====== RECORDS PROVIDED ======

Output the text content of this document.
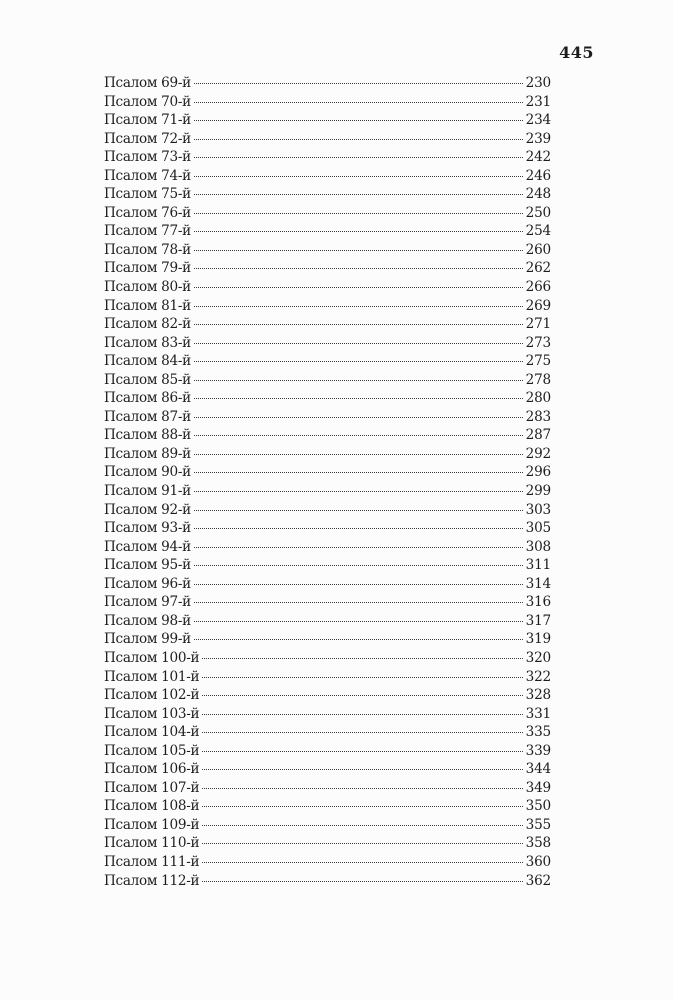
445
Псалом 69-й	230
Псалом 70-й	231
Псалом 71-й	234
Псалом 72-й	239
Псалом 73-й	242
Псалом 74-й	246
Псалом 75-й	248
Псалом 76-й	250
Псалом 77-й	254
Псалом 78-й	260
Псалом 79-й	262
Псалом 80-й	266
Псалом 81-й	269
Псалом 82-й	271
Псалом 83-й	273
Псалом 84-й	275
Псалом 85-й	278
Псалом 86-й	280
Псалом 87-й	283
Псалом 88-й	287
Псалом 89-й	292
Псалом 90-й	296
Псалом 91-й	299
Псалом 92-й	303
Псалом 93-й	305
Псалом 94-й	308
Псалом 95-й	311
Псалом 96-й	314
Псалом 97-й	316
Псалом 98-й	317
Псалом 99-й	319
Псалом 100-й	320
Псалом 101-й	322
Псалом 102-й	328
Псалом 103-й	331
Псалом 104-й	335
Псалом 105-й	339
Псалом 106-й	344
Псалом 107-й	349
Псалом 108-й	350
Псалом 109-й	355
Псалом 110-й	358
Псалом 111-й	360
Псалом 112-й	362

======

• **EXERCISE OBJECTIVE**
Take the records above and transcribe them exactly, dropping every picture.

• **THE RESPONSE**
Output the text content of this document.
445
Псалом 69-й	230
Псалом 70-й	231
Псалом 71-й	234
Псалом 72-й	239
Псалом 73-й	242
Псалом 74-й	246
Псалом 75-й	248
Псалом 76-й	250
Псалом 77-й	254
Псалом 78-й	260
Псалом 79-й	262
Псалом 80-й	266
Псалом 81-й	269
Псалом 82-й	271
Псалом 83-й	273
Псалом 84-й	275
Псалом 85-й	278
Псалом 86-й	280
Псалом 87-й	283
Псалом 88-й	287
Псалом 89-й	292
Псалом 90-й	296
Псалом 91-й	299
Псалом 92-й	303
Псалом 93-й	305
Псалом 94-й	308
Псалом 95-й	311
Псалом 96-й	314
Псалом 97-й	316
Псалом 98-й	317
Псалом 99-й	319
Псалом 100-й	320
Псалом 101-й	322
Псалом 102-й	328
Псалом 103-й	331
Псалом 104-й	335
Псалом 105-й	339
Псалом 106-й	344
Псалом 107-й	349
Псалом 108-й	350
Псалом 109-й	355
Псалом 110-й	358
Псалом 111-й	360
Псалом 112-й	362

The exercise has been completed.